— BEGIN —
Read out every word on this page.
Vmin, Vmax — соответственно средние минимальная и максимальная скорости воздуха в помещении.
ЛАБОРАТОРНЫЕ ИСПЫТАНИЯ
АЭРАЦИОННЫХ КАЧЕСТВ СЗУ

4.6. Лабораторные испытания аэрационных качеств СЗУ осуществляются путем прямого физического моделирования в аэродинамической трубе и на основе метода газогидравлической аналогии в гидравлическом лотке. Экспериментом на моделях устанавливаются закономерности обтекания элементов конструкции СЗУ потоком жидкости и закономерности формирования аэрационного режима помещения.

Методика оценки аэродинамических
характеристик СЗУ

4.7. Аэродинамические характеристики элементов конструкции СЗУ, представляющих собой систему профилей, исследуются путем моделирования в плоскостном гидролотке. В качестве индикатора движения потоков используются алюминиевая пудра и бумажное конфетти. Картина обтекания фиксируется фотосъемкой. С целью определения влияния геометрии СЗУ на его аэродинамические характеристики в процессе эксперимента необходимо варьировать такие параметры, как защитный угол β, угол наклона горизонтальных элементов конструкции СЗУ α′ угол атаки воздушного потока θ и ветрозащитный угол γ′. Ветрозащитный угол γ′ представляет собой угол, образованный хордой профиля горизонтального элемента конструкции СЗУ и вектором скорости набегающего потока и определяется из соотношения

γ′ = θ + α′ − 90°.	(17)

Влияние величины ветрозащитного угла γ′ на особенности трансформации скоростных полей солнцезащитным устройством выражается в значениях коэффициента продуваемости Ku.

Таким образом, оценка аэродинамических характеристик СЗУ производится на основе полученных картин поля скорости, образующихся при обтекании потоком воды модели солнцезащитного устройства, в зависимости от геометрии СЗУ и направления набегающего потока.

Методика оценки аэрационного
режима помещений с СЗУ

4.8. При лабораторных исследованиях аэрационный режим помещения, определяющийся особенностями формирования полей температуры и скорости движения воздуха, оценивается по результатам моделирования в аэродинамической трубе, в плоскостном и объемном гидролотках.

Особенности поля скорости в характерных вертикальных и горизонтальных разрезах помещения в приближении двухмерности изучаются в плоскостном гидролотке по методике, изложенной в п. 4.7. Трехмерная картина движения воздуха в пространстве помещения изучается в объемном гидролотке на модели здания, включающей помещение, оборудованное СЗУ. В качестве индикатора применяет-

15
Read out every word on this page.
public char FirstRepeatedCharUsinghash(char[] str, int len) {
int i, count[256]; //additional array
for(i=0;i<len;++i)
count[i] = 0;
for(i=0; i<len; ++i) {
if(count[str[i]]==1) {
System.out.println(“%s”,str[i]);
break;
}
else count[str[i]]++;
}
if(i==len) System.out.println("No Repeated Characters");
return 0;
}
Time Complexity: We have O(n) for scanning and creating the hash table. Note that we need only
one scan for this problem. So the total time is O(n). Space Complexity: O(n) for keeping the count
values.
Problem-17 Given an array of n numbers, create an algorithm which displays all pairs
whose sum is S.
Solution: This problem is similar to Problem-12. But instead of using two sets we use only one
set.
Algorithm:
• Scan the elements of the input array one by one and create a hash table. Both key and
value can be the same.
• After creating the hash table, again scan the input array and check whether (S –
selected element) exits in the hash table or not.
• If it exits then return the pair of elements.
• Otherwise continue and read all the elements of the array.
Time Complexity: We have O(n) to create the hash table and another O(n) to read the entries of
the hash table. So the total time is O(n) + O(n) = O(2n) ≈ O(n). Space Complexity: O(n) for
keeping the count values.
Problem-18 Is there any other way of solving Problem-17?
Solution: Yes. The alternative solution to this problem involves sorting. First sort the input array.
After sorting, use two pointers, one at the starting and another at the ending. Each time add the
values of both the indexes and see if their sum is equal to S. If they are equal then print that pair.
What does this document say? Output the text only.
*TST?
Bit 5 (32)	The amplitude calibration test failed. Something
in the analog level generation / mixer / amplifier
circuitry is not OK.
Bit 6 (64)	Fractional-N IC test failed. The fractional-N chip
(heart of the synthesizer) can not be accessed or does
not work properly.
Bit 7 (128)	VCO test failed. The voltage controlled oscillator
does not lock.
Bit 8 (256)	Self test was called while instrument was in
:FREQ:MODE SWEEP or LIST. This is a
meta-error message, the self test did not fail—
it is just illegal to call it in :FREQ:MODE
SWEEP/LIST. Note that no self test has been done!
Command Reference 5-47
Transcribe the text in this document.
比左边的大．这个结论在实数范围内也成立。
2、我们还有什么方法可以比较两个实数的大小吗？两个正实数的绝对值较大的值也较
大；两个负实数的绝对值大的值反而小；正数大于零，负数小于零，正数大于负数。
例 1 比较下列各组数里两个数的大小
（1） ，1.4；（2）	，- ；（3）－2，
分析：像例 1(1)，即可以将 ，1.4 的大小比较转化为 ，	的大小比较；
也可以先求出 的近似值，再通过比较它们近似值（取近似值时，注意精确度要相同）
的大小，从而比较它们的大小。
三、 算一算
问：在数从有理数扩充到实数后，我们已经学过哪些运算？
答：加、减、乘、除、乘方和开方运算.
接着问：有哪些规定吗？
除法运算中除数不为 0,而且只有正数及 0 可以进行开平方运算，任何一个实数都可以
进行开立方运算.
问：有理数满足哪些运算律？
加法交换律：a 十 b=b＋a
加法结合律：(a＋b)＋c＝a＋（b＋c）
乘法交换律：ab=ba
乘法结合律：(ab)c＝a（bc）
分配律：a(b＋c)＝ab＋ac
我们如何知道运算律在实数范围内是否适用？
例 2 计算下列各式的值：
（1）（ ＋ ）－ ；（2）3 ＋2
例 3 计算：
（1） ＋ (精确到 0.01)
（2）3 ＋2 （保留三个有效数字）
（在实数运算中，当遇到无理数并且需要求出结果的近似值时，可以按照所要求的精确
— END —
Exercise brief
The full set of records should be duplicated exactly.

Exercise result
Read out every word on this page.
Vmin, Vmax — соответственно средние минимальная и максимальная скорости воздуха в помещении.
ЛАБОРАТОРНЫЕ ИСПЫТАНИЯ
АЭРАЦИОННЫХ КАЧЕСТВ СЗУ

4.6. Лабораторные испытания аэрационных качеств СЗУ осуществляются путем прямого физического моделирования в аэродинамической трубе и на основе метода газогидравлической аналогии в гидравлическом лотке. Экспериментом на моделях устанавливаются закономерности обтекания элементов конструкции СЗУ потоком жидкости и закономерности формирования аэрационного режима помещения.

Методика оценки аэродинамических
характеристик СЗУ

4.7. Аэродинамические характеристики элементов конструкции СЗУ, представляющих собой систему профилей, исследуются путем моделирования в плоскостном гидролотке. В качестве индикатора движения потоков используются алюминиевая пудра и бумажное конфетти. Картина обтекания фиксируется фотосъемкой. С целью определения влияния геометрии СЗУ на его аэродинамические характеристики в процессе эксперимента необходимо варьировать такие параметры, как защитный угол β, угол наклона горизонтальных элементов конструкции СЗУ α′ угол атаки воздушного потока θ и ветрозащитный угол γ′. Ветрозащитный угол γ′ представляет собой угол, образованный хордой профиля горизонтального элемента конструкции СЗУ и вектором скорости набегающего потока и определяется из соотношения

γ′ = θ + α′ − 90°.	(17)

Влияние величины ветрозащитного угла γ′ на особенности трансформации скоростных полей солнцезащитным устройством выражается в значениях коэффициента продуваемости Ku.

Таким образом, оценка аэродинамических характеристик СЗУ производится на основе полученных картин поля скорости, образующихся при обтекании потоком воды модели солнцезащитного устройства, в зависимости от геометрии СЗУ и направления набегающего потока.

Методика оценки аэрационного
режима помещений с СЗУ

4.8. При лабораторных исследованиях аэрационный режим помещения, определяющийся особенностями формирования полей температуры и скорости движения воздуха, оценивается по результатам моделирования в аэродинамической трубе, в плоскостном и объемном гидролотках.

Особенности поля скорости в характерных вертикальных и горизонтальных разрезах помещения в приближении двухмерности изучаются в плоскостном гидролотке по методике, изложенной в п. 4.7. Трехмерная картина движения воздуха в пространстве помещения изучается в объемном гидролотке на модели здания, включающей помещение, оборудованное СЗУ. В качестве индикатора применяет-

15
Read out every word on this page.
public char FirstRepeatedCharUsinghash(char[] str, int len) {
int i, count[256]; //additional array
for(i=0;i<len;++i)
count[i] = 0;
for(i=0; i<len; ++i) {
if(count[str[i]]==1) {
System.out.println(“%s”,str[i]);
break;
}
else count[str[i]]++;
}
if(i==len) System.out.println("No Repeated Characters");
return 0;
}
Time Complexity: We have O(n) for scanning and creating the hash table. Note that we need only
one scan for this problem. So the total time is O(n). Space Complexity: O(n) for keeping the count
values.
Problem-17 Given an array of n numbers, create an algorithm which displays all pairs
whose sum is S.
Solution: This problem is similar to Problem-12. But instead of using two sets we use only one
set.
Algorithm:
• Scan the elements of the input array one by one and create a hash table. Both key and
value can be the same.
• After creating the hash table, again scan the input array and check whether (S –
selected element) exits in the hash table or not.
• If it exits then return the pair of elements.
• Otherwise continue and read all the elements of the array.
Time Complexity: We have O(n) to create the hash table and another O(n) to read the entries of
the hash table. So the total time is O(n) + O(n) = O(2n) ≈ O(n). Space Complexity: O(n) for
keeping the count values.
Problem-18 Is there any other way of solving Problem-17?
Solution: Yes. The alternative solution to this problem involves sorting. First sort the input array.
After sorting, use two pointers, one at the starting and another at the ending. Each time add the
values of both the indexes and see if their sum is equal to S. If they are equal then print that pair.
What does this document say? Output the text only.
*TST?
Bit 5 (32)	The amplitude calibration test failed. Something
in the analog level generation / mixer / amplifier
circuitry is not OK.
Bit 6 (64)	Fractional-N IC test failed. The fractional-N chip
(heart of the synthesizer) can not be accessed or does
not work properly.
Bit 7 (128)	VCO test failed. The voltage controlled oscillator
does not lock.
Bit 8 (256)	Self test was called while instrument was in
:FREQ:MODE SWEEP or LIST. This is a
meta-error message, the self test did not fail—
it is just illegal to call it in :FREQ:MODE
SWEEP/LIST. Note that no self test has been done!
Command Reference 5-47
Transcribe the text in this document.
比左边的大．这个结论在实数范围内也成立。
2、我们还有什么方法可以比较两个实数的大小吗？两个正实数的绝对值较大的值也较
大；两个负实数的绝对值大的值反而小；正数大于零，负数小于零，正数大于负数。
例 1 比较下列各组数里两个数的大小
（1） ，1.4；（2）	，- ；（3）－2，
分析：像例 1(1)，即可以将 ，1.4 的大小比较转化为 ，	的大小比较；
也可以先求出 的近似值，再通过比较它们近似值（取近似值时，注意精确度要相同）
的大小，从而比较它们的大小。
三、 算一算
问：在数从有理数扩充到实数后，我们已经学过哪些运算？
答：加、减、乘、除、乘方和开方运算.
接着问：有哪些规定吗？
除法运算中除数不为 0,而且只有正数及 0 可以进行开平方运算，任何一个实数都可以
进行开立方运算.
问：有理数满足哪些运算律？
加法交换律：a 十 b=b＋a
加法结合律：(a＋b)＋c＝a＋（b＋c）
乘法交换律：ab=ba
乘法结合律：(ab)c＝a（bc）
分配律：a(b＋c)＝ab＋ac
我们如何知道运算律在实数范围内是否适用？
例 2 计算下列各式的值：
（1）（ ＋ ）－ ；（2）3 ＋2
例 3 计算：
（1） ＋ (精确到 0.01)
（2）3 ＋2 （保留三个有效数字）
（在实数运算中，当遇到无理数并且需要求出结果的近似值时，可以按照所要求的精确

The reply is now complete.